Request: Copy each line below that includes "JSON".

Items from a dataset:
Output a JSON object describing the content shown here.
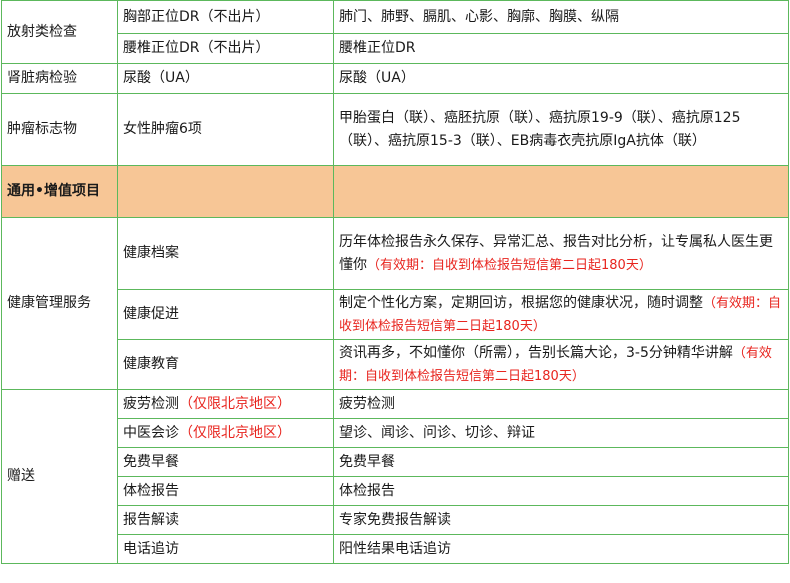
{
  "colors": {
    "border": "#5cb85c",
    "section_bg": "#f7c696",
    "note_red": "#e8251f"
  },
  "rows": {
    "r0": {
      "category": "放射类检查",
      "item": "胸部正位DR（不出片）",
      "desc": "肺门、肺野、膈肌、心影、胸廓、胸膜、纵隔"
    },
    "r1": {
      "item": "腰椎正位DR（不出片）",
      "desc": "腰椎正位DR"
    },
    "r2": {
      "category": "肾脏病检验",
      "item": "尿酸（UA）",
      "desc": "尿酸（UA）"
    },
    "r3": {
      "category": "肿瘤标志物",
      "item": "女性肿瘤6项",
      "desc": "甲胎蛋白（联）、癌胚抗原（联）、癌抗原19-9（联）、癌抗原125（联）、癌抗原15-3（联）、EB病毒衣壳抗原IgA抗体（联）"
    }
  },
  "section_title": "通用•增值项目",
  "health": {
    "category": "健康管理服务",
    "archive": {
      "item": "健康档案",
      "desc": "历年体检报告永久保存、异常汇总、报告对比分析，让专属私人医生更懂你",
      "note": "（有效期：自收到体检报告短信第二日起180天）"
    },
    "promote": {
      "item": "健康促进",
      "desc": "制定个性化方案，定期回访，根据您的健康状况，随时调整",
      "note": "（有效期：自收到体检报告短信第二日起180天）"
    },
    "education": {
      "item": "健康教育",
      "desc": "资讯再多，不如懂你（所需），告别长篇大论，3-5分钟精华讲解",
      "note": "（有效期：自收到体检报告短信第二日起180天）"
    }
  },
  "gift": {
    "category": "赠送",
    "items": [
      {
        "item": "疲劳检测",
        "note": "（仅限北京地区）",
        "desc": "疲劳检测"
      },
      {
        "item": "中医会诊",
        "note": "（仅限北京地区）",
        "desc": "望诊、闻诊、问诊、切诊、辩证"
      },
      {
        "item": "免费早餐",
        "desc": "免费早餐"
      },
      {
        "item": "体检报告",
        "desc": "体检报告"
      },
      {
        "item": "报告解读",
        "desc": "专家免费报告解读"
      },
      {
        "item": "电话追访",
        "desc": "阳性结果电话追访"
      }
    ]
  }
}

==

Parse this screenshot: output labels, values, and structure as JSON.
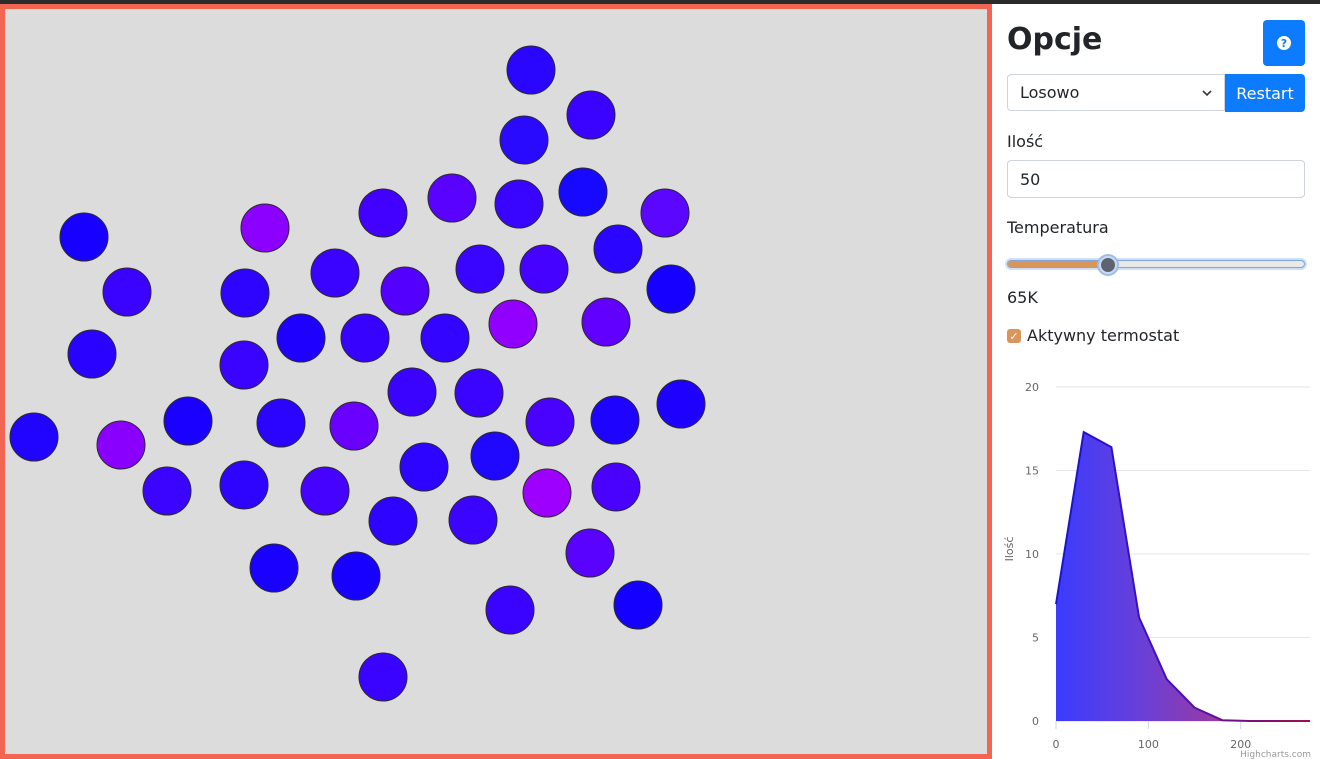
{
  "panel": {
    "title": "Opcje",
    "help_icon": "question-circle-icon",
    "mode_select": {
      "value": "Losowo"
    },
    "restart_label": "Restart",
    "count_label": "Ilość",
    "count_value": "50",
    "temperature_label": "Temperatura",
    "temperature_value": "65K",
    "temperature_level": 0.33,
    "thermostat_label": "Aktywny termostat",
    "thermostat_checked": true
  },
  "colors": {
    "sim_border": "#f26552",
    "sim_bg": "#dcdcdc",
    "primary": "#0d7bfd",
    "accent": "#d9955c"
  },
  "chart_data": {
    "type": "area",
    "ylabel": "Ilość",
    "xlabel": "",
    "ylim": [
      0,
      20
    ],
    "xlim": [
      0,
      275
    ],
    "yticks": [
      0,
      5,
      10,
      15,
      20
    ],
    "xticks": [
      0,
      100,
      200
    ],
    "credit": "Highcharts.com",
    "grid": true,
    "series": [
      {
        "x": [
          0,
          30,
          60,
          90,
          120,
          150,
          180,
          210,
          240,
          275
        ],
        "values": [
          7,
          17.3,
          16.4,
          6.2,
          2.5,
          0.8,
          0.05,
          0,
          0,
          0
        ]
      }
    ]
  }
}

Task solution:
Output a JSON object describing the content shown here.
Parse this screenshot: output labels, values, and structure as JSON.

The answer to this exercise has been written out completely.